:: REQUIRED TASK 1 ::
In the rebase timing post, when were the script runs done?

I do the rebase now once before the timing for the reasons described in
the comment. The second identical command is quite a bit quicker. Also
now that the commands are scripted they are done in a smaller time frame
(which matters as the machine is used heavily among my colleagues and
me). I run the script a few times in a row, after all colleagues are in
their week-end:

	ukl@dude.ptx:~/gsrc/linux$ bash rebasecheck 
	...
	rebase v5.10
	...
	real	1m13.579s
	user	1m2.919s
	sys	0m6.220s
	...
	rebase --onto v5.10 v5.4
	...
	real	1m2.852s
	user	0m53.780s
	sys	0m6.225s

	ukl@dude.ptx:~/gsrc/linux$ bash rebasecheck 
	...
	rebase v5.10
	...
	real	1m10.816s
	user	1m3.344s
	sys	0m6.991s
	...

:: REQUIRED TASK 2 ::
Rewrite the entries from their start through the line containing "chapter-title-line-1: मानव-देह, एक", putting "element" in place of "component". Return only those lines.

Records from a collection
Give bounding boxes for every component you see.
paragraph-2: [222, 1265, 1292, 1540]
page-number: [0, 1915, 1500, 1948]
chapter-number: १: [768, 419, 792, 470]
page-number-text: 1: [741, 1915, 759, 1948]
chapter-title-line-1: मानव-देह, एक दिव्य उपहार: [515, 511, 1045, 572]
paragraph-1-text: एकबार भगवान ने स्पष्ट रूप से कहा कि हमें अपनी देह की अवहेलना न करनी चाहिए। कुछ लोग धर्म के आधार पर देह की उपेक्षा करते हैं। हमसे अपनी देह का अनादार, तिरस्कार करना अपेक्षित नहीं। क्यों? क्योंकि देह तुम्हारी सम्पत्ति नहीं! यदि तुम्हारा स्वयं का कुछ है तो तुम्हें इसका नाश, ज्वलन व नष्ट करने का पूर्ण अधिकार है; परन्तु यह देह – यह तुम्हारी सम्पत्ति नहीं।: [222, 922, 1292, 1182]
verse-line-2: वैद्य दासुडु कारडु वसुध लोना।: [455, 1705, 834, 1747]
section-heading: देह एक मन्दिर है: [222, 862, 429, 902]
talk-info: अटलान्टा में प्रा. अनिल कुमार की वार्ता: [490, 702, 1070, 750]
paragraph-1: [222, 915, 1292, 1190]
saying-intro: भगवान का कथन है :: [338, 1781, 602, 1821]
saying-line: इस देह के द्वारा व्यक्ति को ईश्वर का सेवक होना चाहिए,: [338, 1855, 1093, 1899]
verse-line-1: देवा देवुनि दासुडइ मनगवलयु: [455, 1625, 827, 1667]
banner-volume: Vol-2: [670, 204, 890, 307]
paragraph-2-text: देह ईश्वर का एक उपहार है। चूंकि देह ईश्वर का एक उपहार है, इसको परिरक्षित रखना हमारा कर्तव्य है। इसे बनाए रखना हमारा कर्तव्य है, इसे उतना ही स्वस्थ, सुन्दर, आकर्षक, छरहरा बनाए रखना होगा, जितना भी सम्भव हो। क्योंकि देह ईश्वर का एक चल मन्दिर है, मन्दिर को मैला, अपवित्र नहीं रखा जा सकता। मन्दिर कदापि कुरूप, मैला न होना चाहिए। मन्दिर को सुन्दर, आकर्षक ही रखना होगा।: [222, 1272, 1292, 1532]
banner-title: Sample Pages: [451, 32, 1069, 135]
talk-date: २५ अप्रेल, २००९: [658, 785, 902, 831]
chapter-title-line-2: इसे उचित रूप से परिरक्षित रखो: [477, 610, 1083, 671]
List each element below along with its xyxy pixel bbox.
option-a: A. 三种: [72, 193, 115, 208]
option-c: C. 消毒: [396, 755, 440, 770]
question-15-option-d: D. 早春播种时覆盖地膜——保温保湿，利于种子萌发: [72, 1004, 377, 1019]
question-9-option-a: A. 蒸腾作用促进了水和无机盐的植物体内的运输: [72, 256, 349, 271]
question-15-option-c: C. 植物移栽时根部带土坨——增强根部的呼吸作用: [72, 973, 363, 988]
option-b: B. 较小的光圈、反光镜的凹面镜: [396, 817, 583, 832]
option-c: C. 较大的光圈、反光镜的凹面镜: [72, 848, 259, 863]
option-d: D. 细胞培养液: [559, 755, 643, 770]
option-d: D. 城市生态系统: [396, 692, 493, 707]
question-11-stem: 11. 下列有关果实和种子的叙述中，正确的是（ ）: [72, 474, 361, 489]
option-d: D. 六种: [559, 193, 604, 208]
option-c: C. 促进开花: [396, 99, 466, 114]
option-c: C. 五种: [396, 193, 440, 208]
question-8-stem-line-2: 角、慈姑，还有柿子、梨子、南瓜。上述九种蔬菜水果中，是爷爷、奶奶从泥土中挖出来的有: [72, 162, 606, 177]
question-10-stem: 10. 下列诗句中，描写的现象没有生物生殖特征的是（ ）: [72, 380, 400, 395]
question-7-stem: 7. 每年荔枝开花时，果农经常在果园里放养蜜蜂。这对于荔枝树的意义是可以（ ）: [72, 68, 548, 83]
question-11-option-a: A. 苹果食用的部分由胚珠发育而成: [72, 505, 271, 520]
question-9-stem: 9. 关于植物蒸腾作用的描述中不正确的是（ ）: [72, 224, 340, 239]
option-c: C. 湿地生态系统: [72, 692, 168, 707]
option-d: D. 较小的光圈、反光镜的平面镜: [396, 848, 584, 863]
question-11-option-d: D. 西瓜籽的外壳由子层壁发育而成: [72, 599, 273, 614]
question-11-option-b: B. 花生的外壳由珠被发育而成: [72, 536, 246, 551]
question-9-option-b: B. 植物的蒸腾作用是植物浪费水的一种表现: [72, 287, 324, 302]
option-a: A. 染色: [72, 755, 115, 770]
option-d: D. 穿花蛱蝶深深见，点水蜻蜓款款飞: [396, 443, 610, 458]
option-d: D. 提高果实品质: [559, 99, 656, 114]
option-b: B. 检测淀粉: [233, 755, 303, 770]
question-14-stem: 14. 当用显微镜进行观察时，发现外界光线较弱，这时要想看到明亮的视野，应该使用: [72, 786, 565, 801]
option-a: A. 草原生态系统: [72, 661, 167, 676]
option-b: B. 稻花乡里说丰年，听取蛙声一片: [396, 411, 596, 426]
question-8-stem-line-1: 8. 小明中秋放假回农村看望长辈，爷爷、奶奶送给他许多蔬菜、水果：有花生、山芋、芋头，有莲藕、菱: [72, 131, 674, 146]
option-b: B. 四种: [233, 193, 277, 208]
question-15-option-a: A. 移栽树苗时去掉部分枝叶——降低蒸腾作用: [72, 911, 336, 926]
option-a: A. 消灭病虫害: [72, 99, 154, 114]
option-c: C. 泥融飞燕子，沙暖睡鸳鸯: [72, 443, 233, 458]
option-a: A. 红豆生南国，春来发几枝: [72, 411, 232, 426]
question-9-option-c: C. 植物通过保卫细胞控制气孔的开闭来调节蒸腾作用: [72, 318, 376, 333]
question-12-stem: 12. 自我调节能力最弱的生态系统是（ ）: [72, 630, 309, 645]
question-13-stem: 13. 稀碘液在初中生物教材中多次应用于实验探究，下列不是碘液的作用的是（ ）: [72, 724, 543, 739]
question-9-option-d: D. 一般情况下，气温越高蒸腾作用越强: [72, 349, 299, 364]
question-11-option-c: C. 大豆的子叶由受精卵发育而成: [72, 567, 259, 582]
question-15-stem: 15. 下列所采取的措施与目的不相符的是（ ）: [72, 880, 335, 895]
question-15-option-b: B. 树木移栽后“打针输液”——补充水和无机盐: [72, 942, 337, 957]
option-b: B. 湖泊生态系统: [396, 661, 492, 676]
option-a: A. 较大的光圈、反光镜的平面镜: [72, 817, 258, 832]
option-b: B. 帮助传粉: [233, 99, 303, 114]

:: FULL SOLUTION 1 ::
They were done after all the colleagues had left for the weekend.

:: FULL SOLUTION 2 ::
Give bounding boxes for every element you see.
paragraph-2: [222, 1265, 1292, 1540]
page-number: [0, 1915, 1500, 1948]
chapter-number: १: [768, 419, 792, 470]
page-number-text: 1: [741, 1915, 759, 1948]
chapter-title-line-1: मानव-देह, एक दिव्य उपहार: [515, 511, 1045, 572]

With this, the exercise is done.